Find the word "examens" in the listing, and copy out each line where it turns up.
───
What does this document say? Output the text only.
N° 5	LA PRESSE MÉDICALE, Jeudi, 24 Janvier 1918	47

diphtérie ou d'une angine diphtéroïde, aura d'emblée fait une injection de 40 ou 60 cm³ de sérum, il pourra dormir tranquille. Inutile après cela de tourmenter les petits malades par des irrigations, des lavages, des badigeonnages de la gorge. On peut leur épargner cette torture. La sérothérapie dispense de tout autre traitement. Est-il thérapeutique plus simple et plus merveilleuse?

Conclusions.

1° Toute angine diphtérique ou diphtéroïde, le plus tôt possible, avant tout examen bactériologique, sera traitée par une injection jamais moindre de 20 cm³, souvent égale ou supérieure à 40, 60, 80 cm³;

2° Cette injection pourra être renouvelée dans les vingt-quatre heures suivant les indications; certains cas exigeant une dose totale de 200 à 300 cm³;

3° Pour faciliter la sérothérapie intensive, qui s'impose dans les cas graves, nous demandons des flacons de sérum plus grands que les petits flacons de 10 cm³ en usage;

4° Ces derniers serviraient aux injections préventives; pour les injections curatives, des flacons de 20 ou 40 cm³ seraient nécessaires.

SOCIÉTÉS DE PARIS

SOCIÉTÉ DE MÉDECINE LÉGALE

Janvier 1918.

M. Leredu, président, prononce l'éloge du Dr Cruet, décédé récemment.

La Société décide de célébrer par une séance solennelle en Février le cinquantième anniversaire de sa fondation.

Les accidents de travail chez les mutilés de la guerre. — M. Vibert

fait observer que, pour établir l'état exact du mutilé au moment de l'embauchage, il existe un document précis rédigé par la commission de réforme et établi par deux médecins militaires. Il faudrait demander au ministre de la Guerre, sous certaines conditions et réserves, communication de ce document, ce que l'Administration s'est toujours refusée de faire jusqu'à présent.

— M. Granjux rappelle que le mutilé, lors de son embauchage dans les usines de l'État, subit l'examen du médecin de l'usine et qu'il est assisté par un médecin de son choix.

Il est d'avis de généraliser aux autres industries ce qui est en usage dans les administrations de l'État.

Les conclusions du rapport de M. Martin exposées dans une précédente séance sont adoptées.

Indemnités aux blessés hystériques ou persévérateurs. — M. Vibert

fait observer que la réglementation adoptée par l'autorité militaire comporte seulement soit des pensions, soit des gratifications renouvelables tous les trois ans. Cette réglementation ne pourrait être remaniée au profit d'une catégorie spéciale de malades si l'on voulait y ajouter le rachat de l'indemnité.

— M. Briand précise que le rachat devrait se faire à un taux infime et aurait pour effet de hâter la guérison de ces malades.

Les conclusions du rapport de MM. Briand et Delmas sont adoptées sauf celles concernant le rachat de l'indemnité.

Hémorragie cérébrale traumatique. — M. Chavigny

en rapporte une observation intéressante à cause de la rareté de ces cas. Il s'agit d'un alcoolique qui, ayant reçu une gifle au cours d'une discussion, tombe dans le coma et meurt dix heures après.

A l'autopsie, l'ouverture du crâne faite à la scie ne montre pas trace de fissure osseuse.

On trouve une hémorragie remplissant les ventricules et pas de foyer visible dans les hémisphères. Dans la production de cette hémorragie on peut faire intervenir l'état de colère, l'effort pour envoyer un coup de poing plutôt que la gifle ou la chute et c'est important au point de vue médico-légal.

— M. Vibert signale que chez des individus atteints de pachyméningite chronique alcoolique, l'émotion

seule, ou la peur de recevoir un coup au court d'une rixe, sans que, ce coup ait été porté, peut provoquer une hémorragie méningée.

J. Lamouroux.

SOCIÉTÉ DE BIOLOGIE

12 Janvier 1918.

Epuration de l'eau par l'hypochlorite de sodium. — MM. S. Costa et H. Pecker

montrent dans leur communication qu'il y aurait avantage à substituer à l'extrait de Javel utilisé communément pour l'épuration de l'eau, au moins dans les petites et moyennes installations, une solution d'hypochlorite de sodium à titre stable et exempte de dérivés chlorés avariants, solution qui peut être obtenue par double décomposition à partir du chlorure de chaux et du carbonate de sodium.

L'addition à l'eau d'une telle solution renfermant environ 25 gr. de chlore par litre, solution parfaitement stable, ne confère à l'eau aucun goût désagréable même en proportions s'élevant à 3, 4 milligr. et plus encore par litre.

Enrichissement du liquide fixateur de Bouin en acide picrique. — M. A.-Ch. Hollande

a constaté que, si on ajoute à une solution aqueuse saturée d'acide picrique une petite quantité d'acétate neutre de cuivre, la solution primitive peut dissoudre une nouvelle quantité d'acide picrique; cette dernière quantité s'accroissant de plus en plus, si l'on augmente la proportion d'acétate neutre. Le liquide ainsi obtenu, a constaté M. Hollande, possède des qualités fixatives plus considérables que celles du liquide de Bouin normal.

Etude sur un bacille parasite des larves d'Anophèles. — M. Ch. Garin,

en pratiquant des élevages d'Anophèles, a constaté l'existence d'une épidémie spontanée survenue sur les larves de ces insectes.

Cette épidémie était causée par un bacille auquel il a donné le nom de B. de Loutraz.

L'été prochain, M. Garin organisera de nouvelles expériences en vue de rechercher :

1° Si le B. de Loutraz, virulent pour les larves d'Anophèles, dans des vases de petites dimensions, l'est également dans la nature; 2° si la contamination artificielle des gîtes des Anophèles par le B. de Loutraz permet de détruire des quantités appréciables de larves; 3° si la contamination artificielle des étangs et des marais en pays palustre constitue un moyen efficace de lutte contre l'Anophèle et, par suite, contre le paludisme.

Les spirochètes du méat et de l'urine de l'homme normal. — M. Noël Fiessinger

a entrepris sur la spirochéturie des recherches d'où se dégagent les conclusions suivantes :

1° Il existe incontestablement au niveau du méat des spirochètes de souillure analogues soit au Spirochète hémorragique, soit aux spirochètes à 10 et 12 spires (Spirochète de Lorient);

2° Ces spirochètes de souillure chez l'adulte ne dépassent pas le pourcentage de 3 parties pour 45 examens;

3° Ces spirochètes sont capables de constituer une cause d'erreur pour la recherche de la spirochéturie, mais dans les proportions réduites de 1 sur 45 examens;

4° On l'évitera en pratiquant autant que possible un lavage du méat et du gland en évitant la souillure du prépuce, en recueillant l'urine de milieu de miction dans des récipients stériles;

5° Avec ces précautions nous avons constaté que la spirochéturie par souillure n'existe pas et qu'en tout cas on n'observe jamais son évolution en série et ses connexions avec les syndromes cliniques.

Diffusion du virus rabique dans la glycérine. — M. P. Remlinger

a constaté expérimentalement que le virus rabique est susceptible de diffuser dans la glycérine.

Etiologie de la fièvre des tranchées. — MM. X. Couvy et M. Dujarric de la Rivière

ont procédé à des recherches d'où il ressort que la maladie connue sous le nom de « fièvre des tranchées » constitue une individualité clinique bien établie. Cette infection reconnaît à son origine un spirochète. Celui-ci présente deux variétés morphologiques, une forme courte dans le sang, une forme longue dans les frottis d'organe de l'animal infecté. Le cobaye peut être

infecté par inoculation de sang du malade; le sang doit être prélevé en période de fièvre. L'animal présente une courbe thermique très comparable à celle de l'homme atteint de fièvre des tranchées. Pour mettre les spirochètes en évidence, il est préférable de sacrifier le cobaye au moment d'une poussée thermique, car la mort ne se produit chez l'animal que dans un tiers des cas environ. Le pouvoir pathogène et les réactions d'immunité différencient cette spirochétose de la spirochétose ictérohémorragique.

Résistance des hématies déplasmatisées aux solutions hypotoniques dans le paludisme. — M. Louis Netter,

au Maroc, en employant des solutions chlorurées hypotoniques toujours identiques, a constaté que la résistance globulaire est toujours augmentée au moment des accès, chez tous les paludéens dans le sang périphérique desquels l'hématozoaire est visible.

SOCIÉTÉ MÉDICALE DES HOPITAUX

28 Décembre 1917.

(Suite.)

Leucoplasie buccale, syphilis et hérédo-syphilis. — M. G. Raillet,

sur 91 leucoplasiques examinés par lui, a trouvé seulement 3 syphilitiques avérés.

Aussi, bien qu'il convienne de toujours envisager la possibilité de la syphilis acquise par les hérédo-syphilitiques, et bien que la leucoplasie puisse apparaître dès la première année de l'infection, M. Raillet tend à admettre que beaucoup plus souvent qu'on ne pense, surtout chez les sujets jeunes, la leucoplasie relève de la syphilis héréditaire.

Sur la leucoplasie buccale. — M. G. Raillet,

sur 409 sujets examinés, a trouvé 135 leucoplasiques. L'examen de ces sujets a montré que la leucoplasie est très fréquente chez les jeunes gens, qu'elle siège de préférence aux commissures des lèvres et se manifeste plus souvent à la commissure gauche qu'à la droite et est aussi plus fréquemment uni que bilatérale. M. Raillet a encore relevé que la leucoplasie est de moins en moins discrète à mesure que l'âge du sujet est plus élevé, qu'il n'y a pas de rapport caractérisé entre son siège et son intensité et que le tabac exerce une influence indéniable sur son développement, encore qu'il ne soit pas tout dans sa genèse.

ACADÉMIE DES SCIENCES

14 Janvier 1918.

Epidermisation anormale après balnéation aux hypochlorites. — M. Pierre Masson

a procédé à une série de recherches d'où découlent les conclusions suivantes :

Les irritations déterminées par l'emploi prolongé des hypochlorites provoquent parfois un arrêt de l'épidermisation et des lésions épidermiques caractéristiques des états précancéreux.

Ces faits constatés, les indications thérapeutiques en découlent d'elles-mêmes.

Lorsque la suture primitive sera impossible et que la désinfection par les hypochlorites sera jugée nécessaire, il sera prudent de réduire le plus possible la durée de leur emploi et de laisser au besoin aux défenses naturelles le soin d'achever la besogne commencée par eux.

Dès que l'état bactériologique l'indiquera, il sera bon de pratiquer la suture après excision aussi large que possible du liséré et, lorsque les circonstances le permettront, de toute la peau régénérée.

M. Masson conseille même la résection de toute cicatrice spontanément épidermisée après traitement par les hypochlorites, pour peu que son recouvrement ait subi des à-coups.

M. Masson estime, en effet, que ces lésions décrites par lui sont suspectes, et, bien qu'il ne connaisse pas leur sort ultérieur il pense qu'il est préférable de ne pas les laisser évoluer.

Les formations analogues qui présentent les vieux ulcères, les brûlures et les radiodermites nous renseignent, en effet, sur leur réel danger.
───
— RESPONSE TO THIS TASK —
2° Ces spirochètes de souillure chez l'adulte ne dépassent pas le pourcentage de 3 parties pour 45 examens;
3° Ces spirochètes sont capables de constituer une cause d'erreur pour la recherche de la spirochéturie, mais dans les proportions réduites de 1 sur 45 examens;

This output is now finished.